#### [WHAT NEEDS TO BE DONE]
Count how many lines of the material below have the word "this" and give only the number.

[Dataset listings of figures]
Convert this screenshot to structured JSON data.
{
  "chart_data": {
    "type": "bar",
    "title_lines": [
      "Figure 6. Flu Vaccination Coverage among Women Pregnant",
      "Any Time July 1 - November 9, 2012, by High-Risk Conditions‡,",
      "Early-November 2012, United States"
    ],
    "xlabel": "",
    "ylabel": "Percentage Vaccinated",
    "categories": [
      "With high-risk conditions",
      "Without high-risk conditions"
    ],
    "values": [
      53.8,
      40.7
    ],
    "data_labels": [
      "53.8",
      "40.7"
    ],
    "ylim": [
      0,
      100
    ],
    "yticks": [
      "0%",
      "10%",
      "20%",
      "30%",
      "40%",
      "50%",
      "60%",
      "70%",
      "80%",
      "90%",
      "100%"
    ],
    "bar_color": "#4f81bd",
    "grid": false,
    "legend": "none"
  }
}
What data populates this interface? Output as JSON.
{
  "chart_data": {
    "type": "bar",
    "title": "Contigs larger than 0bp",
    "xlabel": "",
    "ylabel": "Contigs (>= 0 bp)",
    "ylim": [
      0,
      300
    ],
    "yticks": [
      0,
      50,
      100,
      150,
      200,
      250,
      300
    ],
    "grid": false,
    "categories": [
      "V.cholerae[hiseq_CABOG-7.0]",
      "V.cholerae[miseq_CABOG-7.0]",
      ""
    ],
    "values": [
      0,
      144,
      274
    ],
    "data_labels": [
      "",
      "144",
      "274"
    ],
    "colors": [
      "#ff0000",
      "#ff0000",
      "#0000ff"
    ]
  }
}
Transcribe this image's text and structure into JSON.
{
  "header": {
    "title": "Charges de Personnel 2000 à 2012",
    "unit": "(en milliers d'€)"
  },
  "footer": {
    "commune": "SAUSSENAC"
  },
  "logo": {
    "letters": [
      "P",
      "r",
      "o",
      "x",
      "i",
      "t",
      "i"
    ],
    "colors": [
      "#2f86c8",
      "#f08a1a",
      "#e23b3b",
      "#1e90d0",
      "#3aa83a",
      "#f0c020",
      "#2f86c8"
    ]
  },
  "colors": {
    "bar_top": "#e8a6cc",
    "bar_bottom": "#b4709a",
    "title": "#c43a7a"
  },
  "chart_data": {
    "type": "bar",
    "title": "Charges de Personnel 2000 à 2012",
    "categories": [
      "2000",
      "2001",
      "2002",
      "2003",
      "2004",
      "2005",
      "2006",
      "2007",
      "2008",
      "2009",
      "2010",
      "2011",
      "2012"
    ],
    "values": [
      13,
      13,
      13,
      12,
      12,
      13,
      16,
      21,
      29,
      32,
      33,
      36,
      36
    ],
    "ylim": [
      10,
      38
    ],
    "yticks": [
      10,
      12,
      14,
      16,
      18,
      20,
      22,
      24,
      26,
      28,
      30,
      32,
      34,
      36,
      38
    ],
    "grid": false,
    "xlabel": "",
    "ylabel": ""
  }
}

#### [FULL ANSWER]
3